▶ **THE PROBLEM**:
Show each item below whose line contains the string "battery", copying every such line in full.
───── WORKING DATA ─────
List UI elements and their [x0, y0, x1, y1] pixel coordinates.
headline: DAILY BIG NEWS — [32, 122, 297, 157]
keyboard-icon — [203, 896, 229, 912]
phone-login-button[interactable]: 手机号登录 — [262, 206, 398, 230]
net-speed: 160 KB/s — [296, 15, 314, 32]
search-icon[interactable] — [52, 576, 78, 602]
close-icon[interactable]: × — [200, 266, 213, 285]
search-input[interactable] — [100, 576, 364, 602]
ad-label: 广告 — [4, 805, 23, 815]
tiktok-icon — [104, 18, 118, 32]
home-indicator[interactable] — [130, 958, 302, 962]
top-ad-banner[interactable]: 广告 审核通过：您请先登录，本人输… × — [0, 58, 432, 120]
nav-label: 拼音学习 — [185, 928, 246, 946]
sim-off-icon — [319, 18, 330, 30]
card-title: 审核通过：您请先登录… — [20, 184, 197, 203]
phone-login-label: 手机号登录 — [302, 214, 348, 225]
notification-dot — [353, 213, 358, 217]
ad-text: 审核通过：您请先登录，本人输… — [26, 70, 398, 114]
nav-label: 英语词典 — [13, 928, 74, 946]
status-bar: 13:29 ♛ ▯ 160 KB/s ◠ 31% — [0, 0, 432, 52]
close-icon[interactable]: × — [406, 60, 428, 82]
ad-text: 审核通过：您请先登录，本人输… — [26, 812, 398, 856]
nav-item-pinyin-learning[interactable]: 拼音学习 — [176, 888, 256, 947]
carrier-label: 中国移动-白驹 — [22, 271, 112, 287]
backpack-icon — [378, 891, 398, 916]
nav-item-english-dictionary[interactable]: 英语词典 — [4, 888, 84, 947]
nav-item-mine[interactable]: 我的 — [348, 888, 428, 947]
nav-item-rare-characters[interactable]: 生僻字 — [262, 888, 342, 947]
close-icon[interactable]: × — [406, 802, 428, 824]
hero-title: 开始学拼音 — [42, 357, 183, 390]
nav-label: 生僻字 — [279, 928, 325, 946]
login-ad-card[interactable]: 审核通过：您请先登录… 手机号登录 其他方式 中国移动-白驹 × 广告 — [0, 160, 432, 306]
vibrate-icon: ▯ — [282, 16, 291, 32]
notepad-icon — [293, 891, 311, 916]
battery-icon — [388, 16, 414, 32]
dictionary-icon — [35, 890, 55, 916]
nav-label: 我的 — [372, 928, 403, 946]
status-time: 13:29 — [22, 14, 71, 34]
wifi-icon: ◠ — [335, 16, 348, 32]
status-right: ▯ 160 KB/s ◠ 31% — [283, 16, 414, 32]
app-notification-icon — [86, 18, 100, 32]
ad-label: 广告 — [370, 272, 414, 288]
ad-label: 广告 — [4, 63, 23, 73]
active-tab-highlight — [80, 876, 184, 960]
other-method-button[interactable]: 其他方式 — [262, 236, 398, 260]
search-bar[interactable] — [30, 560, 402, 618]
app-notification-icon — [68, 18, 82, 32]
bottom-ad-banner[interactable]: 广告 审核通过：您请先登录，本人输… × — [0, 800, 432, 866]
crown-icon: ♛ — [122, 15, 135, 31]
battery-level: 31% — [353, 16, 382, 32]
─────
▶ **SOLUTION**:
battery-icon — [388, 16, 414, 32]
battery-level: 31% — [353, 16, 382, 32]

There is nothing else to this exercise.